-- Problema 1 --
Según el pasaje clínico, ¿en cuántos casos se presentó la cefalea?
-- Problema 2 --
Reproduce literalmente el fragmento del pasaje clínico que empieza con las palabras que contienen "En el postoperatorio, la" y termina con "mes de operada.".

-- Pasaje mostrado --
◆ ◆ ◆ ◆ ◆
Entre los principales síntomas observados, la cefalea estuvo presente en 8 casos (80%). El resto fueron variados, en concordancia con la de entidad de cada paciente. Los 3 pacientes con adenomas productores de GH presentaron crecimiento acral (acromegalia). La paciente con diagnóstico de prolactinoma presentó amenorrea y galactorrea (Síndrome de Forbes-Albright). Los 2 casos con adenomas no secretores debutaron con apoplejía pituitaria (cefalea y defecto campimétrico de instalación súbita) y hemorragia subaracnoidea (cefalea intensa, inconsciencia transitoria y parálisis unilateral del III) respectivamente. Los cuatro pacientes con fístula de LCR presentaban rinorrea y, excepto uno, aquejaban cefalea.

En el postoperatorio, la cefalea desapareció en 4 (80%) y mejoró en 1 (20%) de los 5 pacientes con adenomas que previamente la padecían, persistiendo en 2 (66,7%), (precisamente aquellos que no resolvieron la fístula con la operación) y mejorando en 1 (33,3%) de los 3 pacientes con fístula de LCR que ya la presentaban. El crecimiento acral se detuvo y tendió a la regresión en los tres casos con acromegalia. En la paciente con macroprolactinoma (caso 9), desapareció la galactorrea y reaparecieron las menstruaciones. El paciente con trastornos del campo visual (caso 3), mostró desaparición de los mismos , después de la cirugía y en la paciente con oftalmoplejia del III nervio craneal (caso 10), ésta desapareció al mes de operada.

La rinorrea desapareció en 2 pacientes con fístula de LCR (50%) y se mantuvo igual en los otros 2 (50%).
◆ ◆ ◆ ◆ ◆
-- Datos proporcionados --
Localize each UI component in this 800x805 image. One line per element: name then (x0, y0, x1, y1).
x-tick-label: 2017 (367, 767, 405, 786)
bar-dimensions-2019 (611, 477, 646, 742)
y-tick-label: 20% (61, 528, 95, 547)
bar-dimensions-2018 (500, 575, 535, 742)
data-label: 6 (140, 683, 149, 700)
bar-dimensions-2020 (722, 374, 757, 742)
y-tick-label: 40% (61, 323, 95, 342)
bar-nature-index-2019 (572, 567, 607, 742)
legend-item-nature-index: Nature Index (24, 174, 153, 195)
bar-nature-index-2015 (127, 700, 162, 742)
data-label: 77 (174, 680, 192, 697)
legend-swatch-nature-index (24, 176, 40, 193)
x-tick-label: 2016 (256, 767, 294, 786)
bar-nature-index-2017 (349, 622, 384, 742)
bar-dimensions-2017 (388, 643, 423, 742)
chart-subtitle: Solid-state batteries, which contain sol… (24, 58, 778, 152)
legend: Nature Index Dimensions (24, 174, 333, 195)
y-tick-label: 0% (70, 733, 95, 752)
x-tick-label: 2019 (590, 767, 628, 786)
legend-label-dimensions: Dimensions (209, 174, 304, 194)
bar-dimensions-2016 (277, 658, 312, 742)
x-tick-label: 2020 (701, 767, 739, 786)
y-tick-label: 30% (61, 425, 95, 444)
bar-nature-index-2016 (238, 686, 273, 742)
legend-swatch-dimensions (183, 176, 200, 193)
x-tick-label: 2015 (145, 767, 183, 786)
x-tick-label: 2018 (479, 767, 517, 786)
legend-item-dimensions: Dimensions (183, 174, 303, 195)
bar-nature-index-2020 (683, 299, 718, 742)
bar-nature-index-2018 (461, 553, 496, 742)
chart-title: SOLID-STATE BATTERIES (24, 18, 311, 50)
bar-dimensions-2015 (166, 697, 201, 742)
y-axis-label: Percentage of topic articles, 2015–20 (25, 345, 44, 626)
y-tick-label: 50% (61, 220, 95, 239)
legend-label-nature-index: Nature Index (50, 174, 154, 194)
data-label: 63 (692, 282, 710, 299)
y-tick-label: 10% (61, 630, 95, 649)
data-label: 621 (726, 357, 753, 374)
◆ ◆ ◆ ◆ ◆
-- Respuesta 1 --
En 8 casos (80%).

-- Respuesta 2 --
En el postoperatorio, la cefalea desapareció en 4 (80%) y mejoró en 1 (20%) de los 5 pacientes con adenomas que previamente la padecían, persistiendo en 2 (66,7%), (precisamente aquellos que no resolvieron la fístula con la operación) y mejorando en 1 (33,3%) de los 3 pacientes con fístula de LCR que ya la presentaban. El crecimiento acral se detuvo y tendió a la regresión en los tres casos con acromegalia. En la paciente con macroprolactinoma (caso 9), desapareció la galactorrea y reaparecieron las menstruaciones. El paciente con trastornos del campo visual (caso 3), mostró desaparición de los mismos , después de la cirugía y en la paciente con oftalmoplejia del III nervio craneal (caso 10), ésta desapareció al mes de operada.